* _Selected extract_
· · · · · · ·

# Co2



## sparkyr99 (Jan 9, 2011)

I finally got my co2 setup turned on. Now for the silly questions: At what level should my Ph be? Without co2 injection its 7.2. with the co2 on it drops to 6.4 to 6.6. I've been testing in the morning before it comes on and in the evening right when it goes off. My range (average) for the last couple of days has been 7.0 to 6.6. Is this too much of a shift? Ideally what would should the range be? The co2 is on the timer with my lights and i've been using a split lighting period, 7am to 11am / 2pm to 9pm. on a 120 gallon with about 2 bubbles per second. thanks , steve


----------



## susankat (Nov 15, 2008)

Sounds about right. Should be fine. Just keep an eye on the fish to make sure they aren't up the top gasping.


----------



## jrman83 (Jul 9, 2010)

That should be fine. Mine shift right at 1 full point....from about 7.7 to 6.8 in only a 6hr period and all my fish do fine with it.

TBH, I rarely check my ph (not saying you don't need to). I just look at my drop checker and drive toward green. I know that going from blue to a light green green is about 1 full point of ph and gets me close to 30ppm of CO2.

· · · · · · ·

* _Dataset content_
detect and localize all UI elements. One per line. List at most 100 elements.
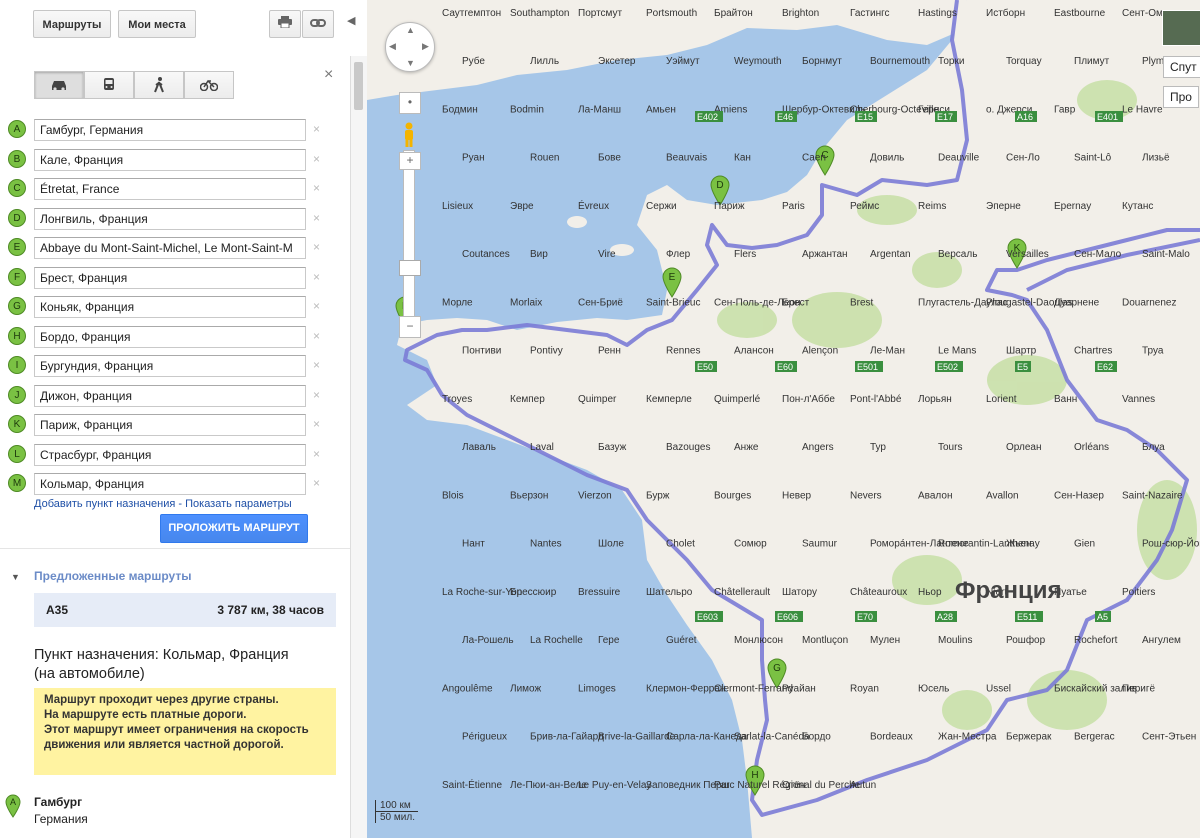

· · · · · · ·

* _Work to complete_
- a) Answer each question using the aquarium CO2 thread.
(i) What is the pH of the 120-gallon tank without CO2 injection?
(ii) What split lighting period is the CO2 timer set to?
(iii) On the drop checker, which color does jrman83 aim for, and about what CO2 level does that give?
- b) Pick up the forum thread on aquarium CO2 injection from its last post and continue it.

* _The replies_
- a)
(i) 7.2
(ii) 7am to 11am and 2pm to 9pm
(iii) Green, which gives close to 30ppm of CO2

- b)
Do you have a drop checker?


----------



## majerah1 (Oct 29, 2010)

I have a question as well.My fish will stay near the top,yet they are not gasping.The ph is at about 6.0.It was at 7.0 before so it did drop a full point.Is it still too much?I have it going at less than 1 BPS.No drop checker yet,its not in the budget just yet.


----------



## sparkyr99 (Jan 9, 2011)

No i don't have a drop checker. I was under the impression that a drop checker was just another way to measure ph.


----------



## jrman83 (Jul 9, 2010)

sparkyr99 said:


> No i don't have a drop checker. I was under the impression that a drop checker was just another way to measure ph.


Drop checker measures CO2 content and has noting to do with ph. Very important to have if you have pressurized CO2 for the safety of your fish. It's a quick and easy visual check that your CO2 is good or danger.


----------



## Gibby (Mar 24, 2011)

CO2 Indicator

I use something similar to this cheap and measures the CO2 levels.


----------



## jrman83 (Jul 9, 2010)

That is one of the many forms of drop checkers out there. I prefer the nano glass style myself, but they all work pretty much the same. There are also numderous DIY videos on youtube.


----------



## Gizmo (Dec 6, 2010)

My CO2 moves my pH between 7.2 and 6.6 on a daily cycle, with 6-8 degrees of KH at any given point.

pH and KH are interrelated - a high KH will cause a smaller pH swing because it buffers the water against said swing. However, fish and shrimp can only tolerate so much KH.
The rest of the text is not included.